- **Collected data**
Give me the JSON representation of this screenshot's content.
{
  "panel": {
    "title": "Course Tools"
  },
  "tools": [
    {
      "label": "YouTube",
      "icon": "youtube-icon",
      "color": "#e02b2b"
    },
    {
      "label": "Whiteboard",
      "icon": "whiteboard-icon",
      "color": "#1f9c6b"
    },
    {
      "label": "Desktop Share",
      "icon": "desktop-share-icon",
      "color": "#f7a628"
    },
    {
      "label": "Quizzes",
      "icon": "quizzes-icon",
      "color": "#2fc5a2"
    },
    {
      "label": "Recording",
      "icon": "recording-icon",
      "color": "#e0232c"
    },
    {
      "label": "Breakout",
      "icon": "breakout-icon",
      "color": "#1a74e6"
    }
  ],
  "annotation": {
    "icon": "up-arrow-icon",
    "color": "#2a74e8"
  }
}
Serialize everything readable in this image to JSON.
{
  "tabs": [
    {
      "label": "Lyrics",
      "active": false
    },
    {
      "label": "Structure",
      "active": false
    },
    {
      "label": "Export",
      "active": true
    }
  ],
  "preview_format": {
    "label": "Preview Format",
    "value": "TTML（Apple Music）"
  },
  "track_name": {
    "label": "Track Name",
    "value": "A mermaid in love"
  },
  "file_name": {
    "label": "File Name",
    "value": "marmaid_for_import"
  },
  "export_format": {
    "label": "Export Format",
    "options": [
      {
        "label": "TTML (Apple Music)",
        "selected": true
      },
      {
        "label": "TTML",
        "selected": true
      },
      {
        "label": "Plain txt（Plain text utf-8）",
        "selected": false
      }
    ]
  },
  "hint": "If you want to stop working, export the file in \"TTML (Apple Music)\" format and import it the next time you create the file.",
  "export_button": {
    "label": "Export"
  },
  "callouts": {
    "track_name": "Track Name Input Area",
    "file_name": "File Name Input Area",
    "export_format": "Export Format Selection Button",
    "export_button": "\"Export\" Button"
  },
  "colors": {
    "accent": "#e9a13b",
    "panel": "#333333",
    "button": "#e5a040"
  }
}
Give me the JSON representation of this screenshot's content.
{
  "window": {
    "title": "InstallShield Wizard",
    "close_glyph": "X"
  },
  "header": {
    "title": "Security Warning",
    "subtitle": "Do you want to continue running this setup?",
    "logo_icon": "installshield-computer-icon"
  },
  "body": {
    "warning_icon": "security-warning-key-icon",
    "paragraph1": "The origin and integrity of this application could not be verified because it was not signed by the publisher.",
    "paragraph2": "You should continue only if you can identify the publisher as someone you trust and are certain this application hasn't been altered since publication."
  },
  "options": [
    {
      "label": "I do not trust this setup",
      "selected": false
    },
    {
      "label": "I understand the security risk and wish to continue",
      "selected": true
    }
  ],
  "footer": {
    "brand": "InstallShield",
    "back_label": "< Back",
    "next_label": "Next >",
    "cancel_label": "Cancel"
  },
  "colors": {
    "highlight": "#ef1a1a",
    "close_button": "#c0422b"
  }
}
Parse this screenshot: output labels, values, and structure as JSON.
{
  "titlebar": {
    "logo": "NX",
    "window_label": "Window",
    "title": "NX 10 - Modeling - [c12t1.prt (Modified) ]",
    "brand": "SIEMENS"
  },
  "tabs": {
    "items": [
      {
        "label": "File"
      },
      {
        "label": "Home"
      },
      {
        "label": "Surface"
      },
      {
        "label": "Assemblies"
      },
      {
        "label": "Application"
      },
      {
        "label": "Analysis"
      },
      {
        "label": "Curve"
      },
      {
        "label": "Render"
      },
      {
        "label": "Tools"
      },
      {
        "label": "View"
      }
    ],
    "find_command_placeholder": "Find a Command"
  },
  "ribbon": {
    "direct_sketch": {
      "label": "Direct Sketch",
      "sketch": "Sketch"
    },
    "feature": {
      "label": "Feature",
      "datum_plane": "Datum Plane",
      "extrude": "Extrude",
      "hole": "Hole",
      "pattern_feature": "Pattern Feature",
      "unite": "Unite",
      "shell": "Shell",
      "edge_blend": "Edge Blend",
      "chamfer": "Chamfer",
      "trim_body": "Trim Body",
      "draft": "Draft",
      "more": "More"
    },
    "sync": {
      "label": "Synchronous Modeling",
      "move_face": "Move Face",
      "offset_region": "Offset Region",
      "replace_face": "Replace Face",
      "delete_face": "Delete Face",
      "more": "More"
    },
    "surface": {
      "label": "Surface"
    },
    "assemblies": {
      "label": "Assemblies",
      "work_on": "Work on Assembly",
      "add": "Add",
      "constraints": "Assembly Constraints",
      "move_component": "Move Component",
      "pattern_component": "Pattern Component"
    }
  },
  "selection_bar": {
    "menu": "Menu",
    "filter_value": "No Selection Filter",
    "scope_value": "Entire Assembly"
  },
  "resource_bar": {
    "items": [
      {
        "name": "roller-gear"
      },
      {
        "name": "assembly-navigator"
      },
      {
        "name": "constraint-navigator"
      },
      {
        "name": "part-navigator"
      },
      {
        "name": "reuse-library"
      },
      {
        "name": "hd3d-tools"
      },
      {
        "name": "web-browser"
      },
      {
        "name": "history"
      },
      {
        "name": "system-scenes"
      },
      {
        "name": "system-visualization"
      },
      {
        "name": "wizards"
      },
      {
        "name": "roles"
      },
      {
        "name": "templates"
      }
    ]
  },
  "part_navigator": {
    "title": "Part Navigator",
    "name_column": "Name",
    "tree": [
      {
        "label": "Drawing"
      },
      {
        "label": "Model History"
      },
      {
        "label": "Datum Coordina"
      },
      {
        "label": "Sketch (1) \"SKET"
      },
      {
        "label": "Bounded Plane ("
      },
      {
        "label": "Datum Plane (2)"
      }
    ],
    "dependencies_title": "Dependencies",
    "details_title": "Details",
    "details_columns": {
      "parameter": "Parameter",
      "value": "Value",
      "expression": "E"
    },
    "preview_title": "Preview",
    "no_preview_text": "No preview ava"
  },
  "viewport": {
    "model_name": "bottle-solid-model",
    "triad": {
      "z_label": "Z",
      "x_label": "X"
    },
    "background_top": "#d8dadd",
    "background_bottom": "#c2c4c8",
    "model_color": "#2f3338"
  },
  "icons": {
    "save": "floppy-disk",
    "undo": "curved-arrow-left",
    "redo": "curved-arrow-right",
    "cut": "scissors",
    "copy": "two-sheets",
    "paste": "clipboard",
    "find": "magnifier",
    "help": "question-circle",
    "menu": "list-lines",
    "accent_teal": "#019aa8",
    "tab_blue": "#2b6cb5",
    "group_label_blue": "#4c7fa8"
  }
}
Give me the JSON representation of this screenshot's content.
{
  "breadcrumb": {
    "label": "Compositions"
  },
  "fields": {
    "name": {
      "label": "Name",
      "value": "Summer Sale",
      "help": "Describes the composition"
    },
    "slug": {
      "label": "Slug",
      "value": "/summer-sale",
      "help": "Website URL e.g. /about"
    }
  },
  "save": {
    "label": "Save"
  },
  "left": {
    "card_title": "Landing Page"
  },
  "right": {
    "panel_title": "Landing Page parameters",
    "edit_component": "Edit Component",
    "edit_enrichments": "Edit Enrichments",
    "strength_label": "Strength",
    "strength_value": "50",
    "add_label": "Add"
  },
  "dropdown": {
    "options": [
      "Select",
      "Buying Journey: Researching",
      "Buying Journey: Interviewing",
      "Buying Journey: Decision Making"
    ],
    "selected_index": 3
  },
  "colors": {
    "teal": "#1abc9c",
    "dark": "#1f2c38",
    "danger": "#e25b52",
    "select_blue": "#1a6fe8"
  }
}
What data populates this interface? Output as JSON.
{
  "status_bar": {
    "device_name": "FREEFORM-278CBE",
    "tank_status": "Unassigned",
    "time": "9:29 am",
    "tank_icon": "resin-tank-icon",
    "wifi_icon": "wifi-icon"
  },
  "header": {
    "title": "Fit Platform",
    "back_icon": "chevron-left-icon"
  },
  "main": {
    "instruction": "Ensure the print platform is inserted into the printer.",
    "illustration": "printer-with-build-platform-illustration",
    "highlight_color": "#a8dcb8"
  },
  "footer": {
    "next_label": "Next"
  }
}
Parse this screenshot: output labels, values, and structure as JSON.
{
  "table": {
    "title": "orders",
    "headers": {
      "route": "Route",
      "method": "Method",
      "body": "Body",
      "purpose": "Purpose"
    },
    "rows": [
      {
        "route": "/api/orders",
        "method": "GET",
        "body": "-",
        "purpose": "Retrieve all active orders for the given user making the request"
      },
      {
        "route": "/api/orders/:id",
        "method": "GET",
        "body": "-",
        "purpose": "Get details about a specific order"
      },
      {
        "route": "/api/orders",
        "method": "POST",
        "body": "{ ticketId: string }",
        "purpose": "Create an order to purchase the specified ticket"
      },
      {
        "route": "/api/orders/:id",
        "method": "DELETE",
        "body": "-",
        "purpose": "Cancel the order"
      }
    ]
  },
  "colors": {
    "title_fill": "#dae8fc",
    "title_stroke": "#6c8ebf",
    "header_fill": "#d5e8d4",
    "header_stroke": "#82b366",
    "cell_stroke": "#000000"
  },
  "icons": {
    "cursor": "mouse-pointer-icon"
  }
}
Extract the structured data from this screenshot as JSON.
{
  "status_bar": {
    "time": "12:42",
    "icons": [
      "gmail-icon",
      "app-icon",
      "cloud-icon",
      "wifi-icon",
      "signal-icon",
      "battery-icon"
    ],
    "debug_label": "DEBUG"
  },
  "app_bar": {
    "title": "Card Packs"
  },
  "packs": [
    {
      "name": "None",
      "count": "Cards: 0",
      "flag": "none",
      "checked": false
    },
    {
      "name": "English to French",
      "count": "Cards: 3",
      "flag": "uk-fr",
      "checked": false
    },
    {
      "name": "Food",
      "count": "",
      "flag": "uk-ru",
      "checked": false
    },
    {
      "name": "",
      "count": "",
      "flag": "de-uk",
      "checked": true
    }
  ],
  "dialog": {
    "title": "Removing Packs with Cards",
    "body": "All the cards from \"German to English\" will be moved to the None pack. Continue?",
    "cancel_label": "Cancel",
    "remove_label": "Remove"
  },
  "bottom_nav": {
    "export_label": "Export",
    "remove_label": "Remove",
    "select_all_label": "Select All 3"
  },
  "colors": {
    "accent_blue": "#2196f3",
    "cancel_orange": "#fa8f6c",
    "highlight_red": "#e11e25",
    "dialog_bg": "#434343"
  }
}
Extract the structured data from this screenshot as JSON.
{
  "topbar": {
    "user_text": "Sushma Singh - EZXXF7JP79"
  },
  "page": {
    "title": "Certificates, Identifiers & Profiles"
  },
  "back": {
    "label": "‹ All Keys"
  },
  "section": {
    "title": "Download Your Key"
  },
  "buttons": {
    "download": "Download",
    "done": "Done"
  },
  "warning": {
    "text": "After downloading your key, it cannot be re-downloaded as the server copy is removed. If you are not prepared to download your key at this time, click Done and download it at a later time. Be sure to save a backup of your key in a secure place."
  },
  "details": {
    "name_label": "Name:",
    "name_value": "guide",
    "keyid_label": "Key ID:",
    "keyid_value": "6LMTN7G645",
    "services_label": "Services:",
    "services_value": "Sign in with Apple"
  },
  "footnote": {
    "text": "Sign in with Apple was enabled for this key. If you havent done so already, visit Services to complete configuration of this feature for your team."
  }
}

- **STATED TASK**
Find how many lines in the records contain the string "Plane", then give the number alone.

- **IN RESPONSE**
3